> _What you need to do_
Extract all lines that hold "document" from the records below.
##############################
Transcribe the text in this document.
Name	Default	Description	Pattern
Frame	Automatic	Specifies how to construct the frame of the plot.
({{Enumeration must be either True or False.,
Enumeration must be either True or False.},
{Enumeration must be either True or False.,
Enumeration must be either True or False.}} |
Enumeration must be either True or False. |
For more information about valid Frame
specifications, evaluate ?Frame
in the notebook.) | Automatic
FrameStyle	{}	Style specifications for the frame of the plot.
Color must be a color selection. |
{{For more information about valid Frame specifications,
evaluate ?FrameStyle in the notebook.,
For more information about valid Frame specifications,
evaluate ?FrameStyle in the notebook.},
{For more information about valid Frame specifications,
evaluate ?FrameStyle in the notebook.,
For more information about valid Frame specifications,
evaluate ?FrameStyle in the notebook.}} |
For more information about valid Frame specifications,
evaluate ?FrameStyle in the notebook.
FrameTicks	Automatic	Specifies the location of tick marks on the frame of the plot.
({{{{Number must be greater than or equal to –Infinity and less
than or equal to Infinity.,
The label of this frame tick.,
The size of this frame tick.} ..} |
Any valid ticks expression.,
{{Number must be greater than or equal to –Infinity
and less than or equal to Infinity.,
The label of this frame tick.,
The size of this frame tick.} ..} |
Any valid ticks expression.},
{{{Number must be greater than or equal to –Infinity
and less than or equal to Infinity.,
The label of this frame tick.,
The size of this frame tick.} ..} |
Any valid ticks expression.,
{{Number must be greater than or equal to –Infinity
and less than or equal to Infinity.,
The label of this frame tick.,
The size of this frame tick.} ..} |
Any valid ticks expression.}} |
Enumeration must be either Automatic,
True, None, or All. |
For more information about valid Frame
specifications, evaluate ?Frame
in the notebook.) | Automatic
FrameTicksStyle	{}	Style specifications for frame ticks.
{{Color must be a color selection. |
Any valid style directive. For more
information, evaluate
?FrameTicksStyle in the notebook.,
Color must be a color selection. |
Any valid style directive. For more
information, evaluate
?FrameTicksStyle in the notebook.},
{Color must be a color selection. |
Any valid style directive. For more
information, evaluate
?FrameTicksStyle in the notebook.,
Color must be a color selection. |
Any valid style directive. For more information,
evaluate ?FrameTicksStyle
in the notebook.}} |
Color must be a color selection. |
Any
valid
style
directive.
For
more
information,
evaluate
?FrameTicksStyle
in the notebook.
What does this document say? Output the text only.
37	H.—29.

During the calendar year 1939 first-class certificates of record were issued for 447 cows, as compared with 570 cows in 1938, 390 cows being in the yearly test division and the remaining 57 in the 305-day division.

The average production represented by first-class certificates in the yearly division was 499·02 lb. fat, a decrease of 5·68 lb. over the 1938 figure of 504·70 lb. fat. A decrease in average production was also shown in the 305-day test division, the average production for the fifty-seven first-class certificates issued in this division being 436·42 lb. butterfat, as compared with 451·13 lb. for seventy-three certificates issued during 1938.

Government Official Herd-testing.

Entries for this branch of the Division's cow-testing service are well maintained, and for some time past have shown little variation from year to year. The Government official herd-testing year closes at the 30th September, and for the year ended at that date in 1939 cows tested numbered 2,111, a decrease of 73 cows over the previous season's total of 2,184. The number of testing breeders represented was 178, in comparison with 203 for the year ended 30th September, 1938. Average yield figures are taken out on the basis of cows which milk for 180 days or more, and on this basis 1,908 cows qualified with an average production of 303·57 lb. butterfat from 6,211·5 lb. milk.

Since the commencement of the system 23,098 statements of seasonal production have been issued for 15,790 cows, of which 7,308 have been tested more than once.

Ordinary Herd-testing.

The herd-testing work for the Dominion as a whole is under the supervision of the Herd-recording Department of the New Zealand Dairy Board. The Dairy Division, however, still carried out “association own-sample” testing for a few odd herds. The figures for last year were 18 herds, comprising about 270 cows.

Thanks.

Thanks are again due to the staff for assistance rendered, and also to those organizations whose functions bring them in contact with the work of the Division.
##############################
> _Result of the exercise_
Transcribe the text in this document.
What does this document say? Output the text only.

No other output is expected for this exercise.